*WHAT THIS TASK INVOLVES:* Carry none of the pictures over; write out the complete data exactly.

*Stored data:*
########

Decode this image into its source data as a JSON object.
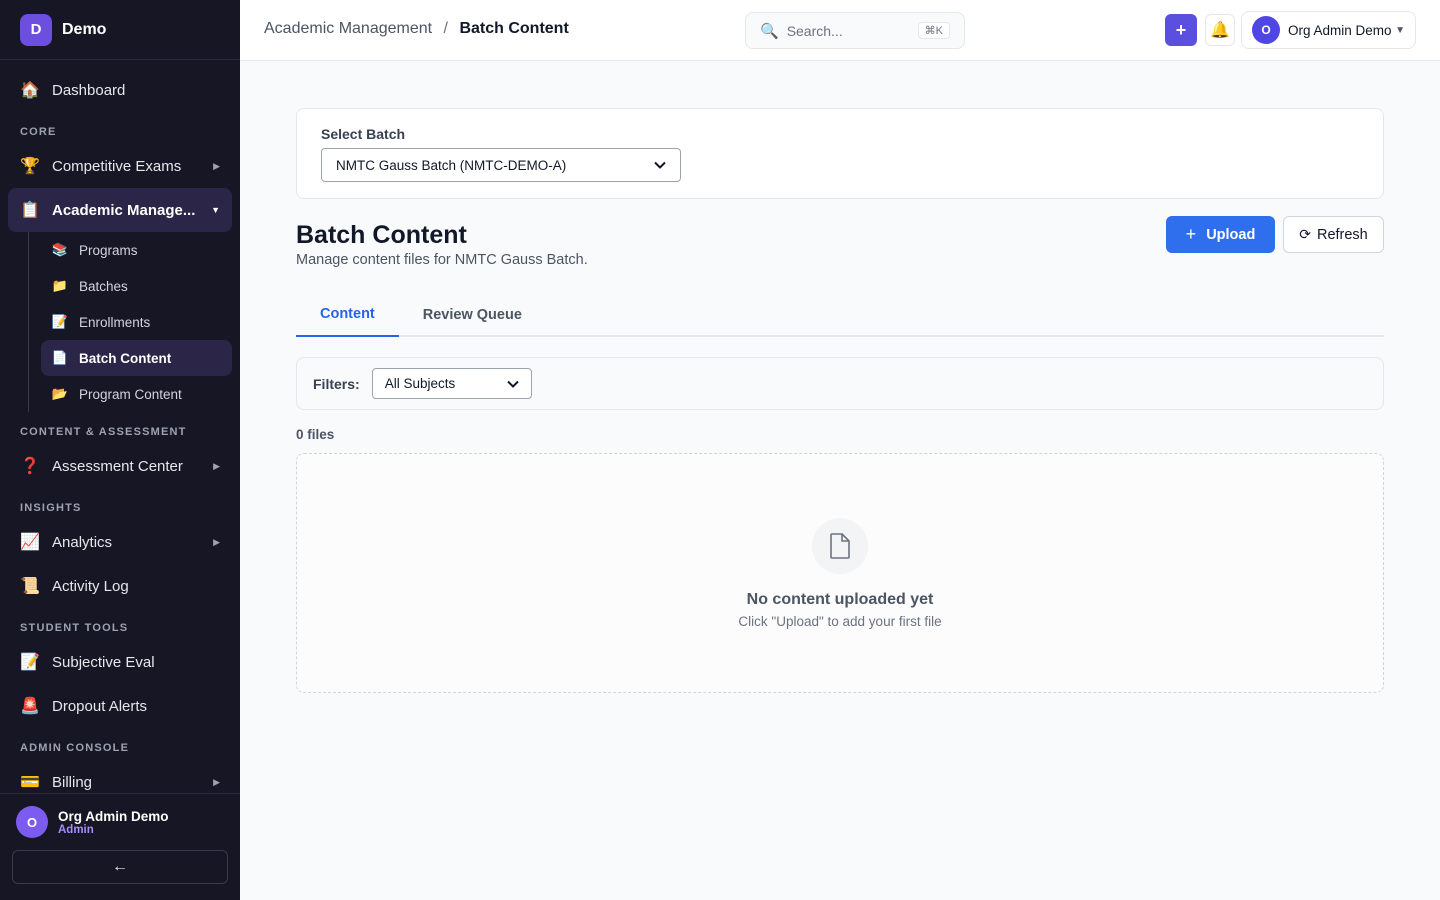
{
  "app": {
    "logo_letter": "D",
    "name": "Demo"
  },
  "sidebar": {
    "dashboard": {
      "icon": "🏠",
      "label": "Dashboard"
    },
    "sections": {
      "core": "CORE",
      "content_assessment": "CONTENT & ASSESSMENT",
      "insights": "INSIGHTS",
      "student_tools": "STUDENT TOOLS",
      "admin_console": "ADMIN CONSOLE"
    },
    "competitive_exams": {
      "icon": "🏆",
      "label": "Competitive Exams"
    },
    "academic_management": {
      "icon": "📋",
      "label": "Academic Manage..."
    },
    "sub_items": [
      {
        "icon": "📚",
        "label": "Programs"
      },
      {
        "icon": "📁",
        "label": "Batches"
      },
      {
        "icon": "📝",
        "label": "Enrollments"
      },
      {
        "icon": "📄",
        "label": "Batch Content"
      },
      {
        "icon": "📂",
        "label": "Program Content"
      }
    ],
    "assessment_center": {
      "icon": "❓",
      "label": "Assessment Center"
    },
    "analytics": {
      "icon": "📈",
      "label": "Analytics"
    },
    "activity_log": {
      "icon": "📜",
      "label": "Activity Log"
    },
    "subjective_eval": {
      "icon": "📝",
      "label": "Subjective Eval"
    },
    "dropout_alerts": {
      "icon": "🚨",
      "label": "Dropout Alerts"
    },
    "billing": {
      "icon": "💳",
      "label": "Billing"
    },
    "user": {
      "initial": "O",
      "name": "Org Admin Demo",
      "role": "Admin"
    },
    "collapse_label": "←"
  },
  "topbar": {
    "breadcrumb": {
      "parent": "Academic Management",
      "separator": "/",
      "current": "Batch Content"
    },
    "search": {
      "icon": "🔍",
      "placeholder": "Search...",
      "shortcut": "⌘K"
    },
    "plus_label": "+",
    "bell_icon": "🔔",
    "user": {
      "initial": "O",
      "name": "Org Admin Demo",
      "caret": "▼"
    }
  },
  "batch_selector": {
    "label": "Select Batch",
    "selected": "NMTC Gauss Batch (NMTC-DEMO-A)"
  },
  "page": {
    "title": "Batch Content",
    "subtitle": "Manage content files for NMTC Gauss Batch.",
    "upload_label": "Upload",
    "refresh_label": "Refresh"
  },
  "tabs": [
    {
      "label": "Content",
      "active": true
    },
    {
      "label": "Review Queue",
      "active": false
    }
  ],
  "filters": {
    "label": "Filters:",
    "subject_selected": "All Subjects"
  },
  "file_count": "0 files",
  "empty_state": {
    "title": "No content uploaded yet",
    "subtitle": "Click \"Upload\" to add your first file"
  },
  "colors": {
    "accent": "#5b4fe0",
    "primary_blue": "#2f6fed",
    "sidebar_bg": "#161625"
  }
}
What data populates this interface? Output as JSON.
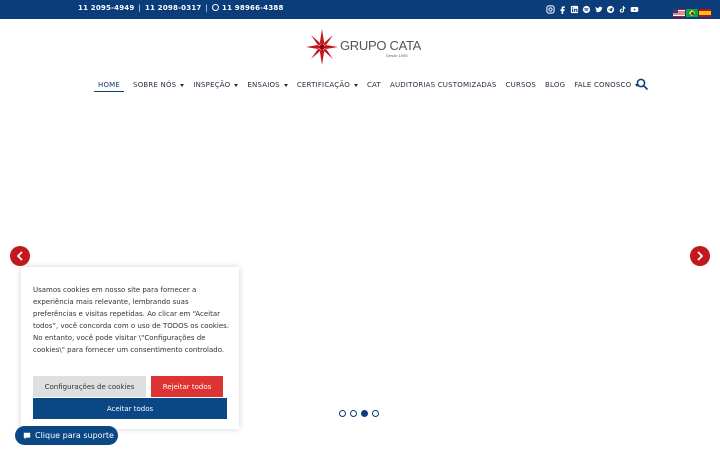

########

*EXERCISE OUTPUT:*
Decode this image into its source data as a JSON object.
{
  "app": {
    "logo_letter": "D",
    "name": "Demo"
  },
  "sidebar": {
    "dashboard": {
      "icon": "🏠",
      "label": "Dashboard"
    },
    "sections": {
      "core": "CORE",
      "content_assessment": "CONTENT & ASSESSMENT",
      "insights": "INSIGHTS",
      "student_tools": "STUDENT TOOLS",
      "admin_console": "ADMIN CONSOLE"
    },
    "competitive_exams": {
      "icon": "🏆",
      "label": "Competitive Exams"
    },
    "academic_management": {
      "icon": "📋",
      "label": "Academic Manage..."
    },
    "sub_items": [
      {
        "icon": "📚",
        "label": "Programs"
      },
      {
        "icon": "📁",
        "label": "Batches"
      },
      {
        "icon": "📝",
        "label": "Enrollments"
      },
      {
        "icon": "📄",
        "label": "Batch Content"
      },
      {
        "icon": "📂",
        "label": "Program Content"
      }
    ],
    "assessment_center": {
      "icon": "❓",
      "label": "Assessment Center"
    },
    "analytics": {
      "icon": "📈",
      "label": "Analytics"
    },
    "activity_log": {
      "icon": "📜",
      "label": "Activity Log"
    },
    "subjective_eval": {
      "icon": "📝",
      "label": "Subjective Eval"
    },
    "dropout_alerts": {
      "icon": "🚨",
      "label": "Dropout Alerts"
    },
    "billing": {
      "icon": "💳",
      "label": "Billing"
    },
    "user": {
      "initial": "O",
      "name": "Org Admin Demo",
      "role": "Admin"
    },
    "collapse_label": "←"
  },
  "topbar": {
    "breadcrumb": {
      "parent": "Academic Management",
      "separator": "/",
      "current": "Batch Content"
    },
    "search": {
      "icon": "🔍",
      "placeholder": "Search...",
      "shortcut": "⌘K"
    },
    "plus_label": "+",
    "bell_icon": "🔔",
    "user": {
      "initial": "O",
      "name": "Org Admin Demo",
      "caret": "▼"
    }
  },
  "batch_selector": {
    "label": "Select Batch",
    "selected": "NMTC Gauss Batch (NMTC-DEMO-A)"
  },
  "page": {
    "title": "Batch Content",
    "subtitle": "Manage content files for NMTC Gauss Batch.",
    "upload_label": "Upload",
    "refresh_label": "Refresh"
  },
  "tabs": [
    {
      "label": "Content",
      "active": true
    },
    {
      "label": "Review Queue",
      "active": false
    }
  ],
  "filters": {
    "label": "Filters:",
    "subject_selected": "All Subjects"
  },
  "file_count": "0 files",
  "empty_state": {
    "title": "No content uploaded yet",
    "subtitle": "Click \"Upload\" to add your first file"
  },
  "colors": {
    "accent": "#5b4fe0",
    "primary_blue": "#2f6fed",
    "sidebar_bg": "#161625"
  }
}
What data populates this interface? Output as JSON.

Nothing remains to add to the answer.